§ The request
Set down each record exactly as written.

# # #

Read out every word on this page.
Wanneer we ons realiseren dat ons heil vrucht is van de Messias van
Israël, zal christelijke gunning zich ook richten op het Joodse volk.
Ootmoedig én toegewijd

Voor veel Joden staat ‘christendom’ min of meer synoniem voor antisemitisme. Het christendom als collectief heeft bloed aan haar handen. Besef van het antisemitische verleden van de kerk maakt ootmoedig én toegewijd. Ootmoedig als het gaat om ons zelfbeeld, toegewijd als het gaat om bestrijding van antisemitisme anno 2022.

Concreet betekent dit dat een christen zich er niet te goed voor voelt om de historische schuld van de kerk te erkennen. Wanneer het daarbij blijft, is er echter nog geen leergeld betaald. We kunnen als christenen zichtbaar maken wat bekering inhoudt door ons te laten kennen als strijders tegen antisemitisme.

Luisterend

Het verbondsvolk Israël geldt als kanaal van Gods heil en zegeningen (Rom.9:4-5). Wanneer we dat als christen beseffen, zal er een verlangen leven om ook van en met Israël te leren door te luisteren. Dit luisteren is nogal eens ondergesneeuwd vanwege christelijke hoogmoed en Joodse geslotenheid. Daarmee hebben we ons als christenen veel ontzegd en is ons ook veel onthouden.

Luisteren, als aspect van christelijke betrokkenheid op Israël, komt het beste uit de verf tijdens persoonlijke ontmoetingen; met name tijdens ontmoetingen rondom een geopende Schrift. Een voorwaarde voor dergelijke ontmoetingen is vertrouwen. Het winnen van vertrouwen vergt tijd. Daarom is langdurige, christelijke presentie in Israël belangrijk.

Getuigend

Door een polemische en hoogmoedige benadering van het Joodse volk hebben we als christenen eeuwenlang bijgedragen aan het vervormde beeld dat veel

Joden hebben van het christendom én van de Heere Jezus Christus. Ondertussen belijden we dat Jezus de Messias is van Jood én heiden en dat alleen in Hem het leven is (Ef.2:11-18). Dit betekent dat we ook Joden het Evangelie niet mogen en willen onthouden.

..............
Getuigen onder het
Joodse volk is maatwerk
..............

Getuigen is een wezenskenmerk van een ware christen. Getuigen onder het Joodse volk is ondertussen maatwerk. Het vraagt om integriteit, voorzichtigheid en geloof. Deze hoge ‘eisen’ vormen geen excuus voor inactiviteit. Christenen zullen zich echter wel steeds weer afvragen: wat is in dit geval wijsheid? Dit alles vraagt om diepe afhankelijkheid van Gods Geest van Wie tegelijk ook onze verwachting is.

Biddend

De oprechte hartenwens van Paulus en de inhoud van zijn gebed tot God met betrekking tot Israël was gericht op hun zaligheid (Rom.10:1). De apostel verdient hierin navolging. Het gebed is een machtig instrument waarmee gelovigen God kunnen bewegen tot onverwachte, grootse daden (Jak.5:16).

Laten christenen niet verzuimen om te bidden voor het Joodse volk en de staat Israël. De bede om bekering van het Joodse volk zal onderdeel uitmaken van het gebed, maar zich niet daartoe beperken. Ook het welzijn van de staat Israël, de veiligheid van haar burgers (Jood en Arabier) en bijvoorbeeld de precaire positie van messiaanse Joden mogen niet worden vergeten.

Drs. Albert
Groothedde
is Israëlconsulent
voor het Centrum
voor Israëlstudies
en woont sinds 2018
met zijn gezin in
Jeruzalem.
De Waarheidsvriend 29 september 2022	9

# # #

§ Task solution
Read out every word on this page.
Wanneer we ons realiseren dat ons heil vrucht is van de Messias van
Israël, zal christelijke gunning zich ook richten op het Joodse volk.
Ootmoedig én toegewijd

Voor veel Joden staat ‘christendom’ min of meer synoniem voor antisemitisme. Het christendom als collectief heeft bloed aan haar handen. Besef van het antisemitische verleden van de kerk maakt ootmoedig én toegewijd. Ootmoedig als het gaat om ons zelfbeeld, toegewijd als het gaat om bestrijding van antisemitisme anno 2022.

Concreet betekent dit dat een christen zich er niet te goed voor voelt om de historische schuld van de kerk te erkennen. Wanneer het daarbij blijft, is er echter nog geen leergeld betaald. We kunnen als christenen zichtbaar maken wat bekering inhoudt door ons te laten kennen als strijders tegen antisemitisme.

Luisterend

Het verbondsvolk Israël geldt als kanaal van Gods heil en zegeningen (Rom.9:4-5). Wanneer we dat als christen beseffen, zal er een verlangen leven om ook van en met Israël te leren door te luisteren. Dit luisteren is nogal eens ondergesneeuwd vanwege christelijke hoogmoed en Joodse geslotenheid. Daarmee hebben we ons als christenen veel ontzegd en is ons ook veel onthouden.

Luisteren, als aspect van christelijke betrokkenheid op Israël, komt het beste uit de verf tijdens persoonlijke ontmoetingen; met name tijdens ontmoetingen rondom een geopende Schrift. Een voorwaarde voor dergelijke ontmoetingen is vertrouwen. Het winnen van vertrouwen vergt tijd. Daarom is langdurige, christelijke presentie in Israël belangrijk.

Getuigend

Door een polemische en hoogmoedige benadering van het Joodse volk hebben we als christenen eeuwenlang bijgedragen aan het vervormde beeld dat veel

Joden hebben van het christendom én van de Heere Jezus Christus. Ondertussen belijden we dat Jezus de Messias is van Jood én heiden en dat alleen in Hem het leven is (Ef.2:11-18). Dit betekent dat we ook Joden het Evangelie niet mogen en willen onthouden.

..............
Getuigen onder het
Joodse volk is maatwerk
..............

Getuigen is een wezenskenmerk van een ware christen. Getuigen onder het Joodse volk is ondertussen maatwerk. Het vraagt om integriteit, voorzichtigheid en geloof. Deze hoge ‘eisen’ vormen geen excuus voor inactiviteit. Christenen zullen zich echter wel steeds weer afvragen: wat is in dit geval wijsheid? Dit alles vraagt om diepe afhankelijkheid van Gods Geest van Wie tegelijk ook onze verwachting is.

Biddend

De oprechte hartenwens van Paulus en de inhoud van zijn gebed tot God met betrekking tot Israël was gericht op hun zaligheid (Rom.10:1). De apostel verdient hierin navolging. Het gebed is een machtig instrument waarmee gelovigen God kunnen bewegen tot onverwachte, grootse daden (Jak.5:16).

Laten christenen niet verzuimen om te bidden voor het Joodse volk en de staat Israël. De bede om bekering van het Joodse volk zal onderdeel uitmaken van het gebed, maar zich niet daartoe beperken. Ook het welzijn van de staat Israël, de veiligheid van haar burgers (Jood en Arabier) en bijvoorbeeld de precaire positie van messiaanse Joden mogen niet worden vergeten.

Drs. Albert
Groothedde
is Israëlconsulent
voor het Centrum
voor Israëlstudies
en woont sinds 2018
met zijn gezin in
Jeruzalem.
De Waarheidsvriend 29 september 2022	9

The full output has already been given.